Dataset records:
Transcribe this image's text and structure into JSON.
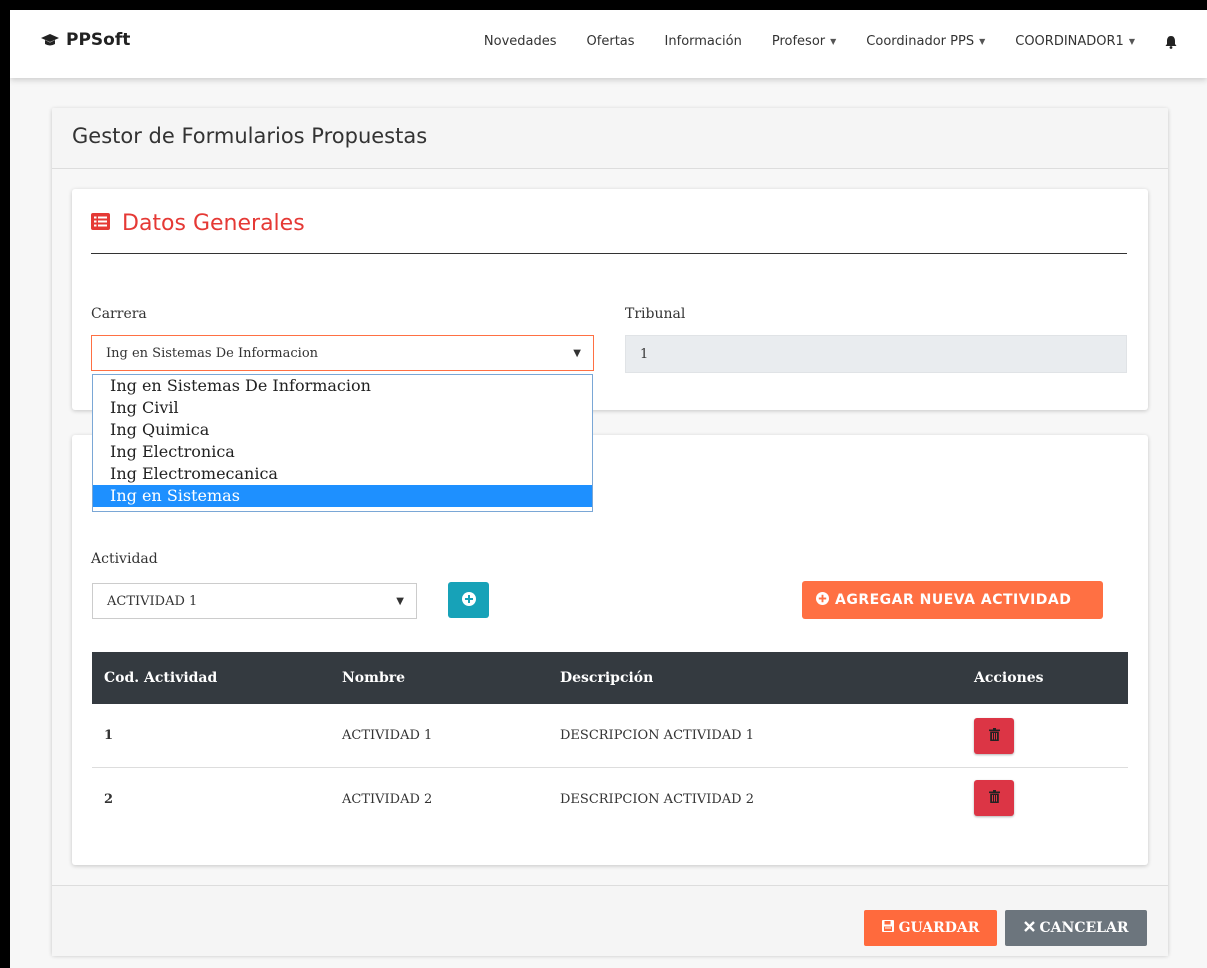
{
  "navbar": {
    "brand": "PPSoft",
    "items": [
      {
        "label": "Novedades",
        "dropdown": false
      },
      {
        "label": "Ofertas",
        "dropdown": false
      },
      {
        "label": "Información",
        "dropdown": false
      },
      {
        "label": "Profesor",
        "dropdown": true
      },
      {
        "label": "Coordinador PPS",
        "dropdown": true
      },
      {
        "label": "COORDINADOR1",
        "dropdown": true
      }
    ],
    "notification_icon": "bell-icon"
  },
  "page": {
    "title": "Gestor de Formularios Propuestas"
  },
  "datos_generales": {
    "title": "Datos Generales",
    "icon": "list-alt-icon",
    "carrera_label": "Carrera",
    "carrera_value": "Ing en Sistemas De Informacion",
    "carrera_options": [
      "Ing en Sistemas De Informacion",
      "Ing Civil",
      "Ing Quimica",
      "Ing Electronica",
      "Ing Electromecanica",
      "Ing en Sistemas"
    ],
    "carrera_highlighted": "Ing en Sistemas",
    "tribunal_label": "Tribunal",
    "tribunal_value": "1"
  },
  "actividades": {
    "label": "Actividad",
    "selected": "ACTIVIDAD 1",
    "add_button": "AGREGAR NUEVA ACTIVIDAD",
    "columns": [
      "Cod. Actividad",
      "Nombre",
      "Descripción",
      "Acciones"
    ],
    "rows": [
      {
        "cod": "1",
        "nombre": "ACTIVIDAD 1",
        "descripcion": "DESCRIPCION ACTIVIDAD 1"
      },
      {
        "cod": "2",
        "nombre": "ACTIVIDAD 2",
        "descripcion": "DESCRIPCION ACTIVIDAD 2"
      }
    ]
  },
  "footer": {
    "save_label": "GUARDAR",
    "cancel_label": "CANCELAR"
  },
  "colors": {
    "accent_red": "#e53935",
    "orange": "#ff7043",
    "teal": "#17a2b8",
    "table_header": "#343a40",
    "danger": "#dc3545",
    "secondary": "#6c757d"
  }
}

TASK PROMPT - Read through the data and copy every line where "descripcion" shows up.

SOLUTION TO THIS PROBLEM -
        "descripcion": "DESCRIPCION ACTIVIDAD 1"
        "descripcion": "DESCRIPCION ACTIVIDAD 2"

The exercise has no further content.